__Exercise brief__
Make an exact copy of the entries below with the pictures removed.
════════════════════
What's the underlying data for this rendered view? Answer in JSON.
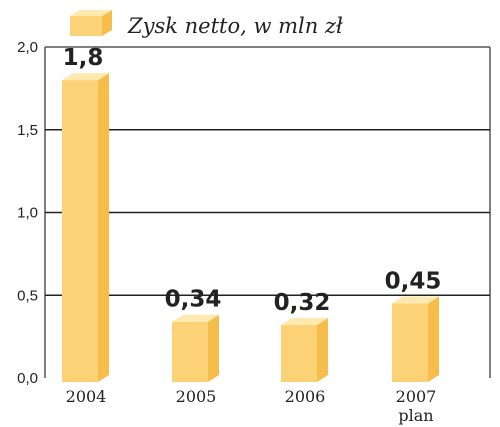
{
  "chart_data": {
    "type": "bar",
    "legend": {
      "label": "Zysk netto, w mln zł",
      "placement": "top-left"
    },
    "categories": [
      "2004",
      "2005",
      "2006",
      "2007"
    ],
    "category_sublabels": [
      "",
      "",
      "",
      "plan"
    ],
    "values": [
      1.8,
      0.34,
      0.32,
      0.45
    ],
    "value_labels": [
      "1,8",
      "0,34",
      "0,32",
      "0,45"
    ],
    "y_ticks": [
      {
        "value": 0,
        "label": "0,0"
      },
      {
        "value": 0.5,
        "label": "0,5"
      },
      {
        "value": 1.0,
        "label": "1,0"
      },
      {
        "value": 1.5,
        "label": "1,5"
      },
      {
        "value": 2.0,
        "label": "2,0"
      }
    ],
    "ylim": [
      0,
      2.0
    ],
    "grid": true,
    "colors": {
      "bar_front": "#fcd276",
      "bar_side": "#f6bd4b",
      "bar_top": "#fee9b0",
      "grid": "#222222",
      "frame": "#555555"
    }
  }
}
════════════════════
__Answer to this problem__
What's the underlying data for this rendered view? Answer in JSON.
{
  "chart_data": {
    "type": "bar",
    "legend": {
      "label": "Zysk netto, w mln zł",
      "placement": "top-left"
    },
    "categories": [
      "2004",
      "2005",
      "2006",
      "2007"
    ],
    "category_sublabels": [
      "",
      "",
      "",
      "plan"
    ],
    "values": [
      1.8,
      0.34,
      0.32,
      0.45
    ],
    "value_labels": [
      "1,8",
      "0,34",
      "0,32",
      "0,45"
    ],
    "y_ticks": [
      {
        "value": 0,
        "label": "0,0"
      },
      {
        "value": 0.5,
        "label": "0,5"
      },
      {
        "value": 1.0,
        "label": "1,0"
      },
      {
        "value": 1.5,
        "label": "1,5"
      },
      {
        "value": 2.0,
        "label": "2,0"
      }
    ],
    "ylim": [
      0,
      2.0
    ],
    "grid": true,
    "colors": {
      "bar_front": "#fcd276",
      "bar_side": "#f6bd4b",
      "bar_top": "#fee9b0",
      "grid": "#222222",
      "frame": "#555555"
    }
  }
}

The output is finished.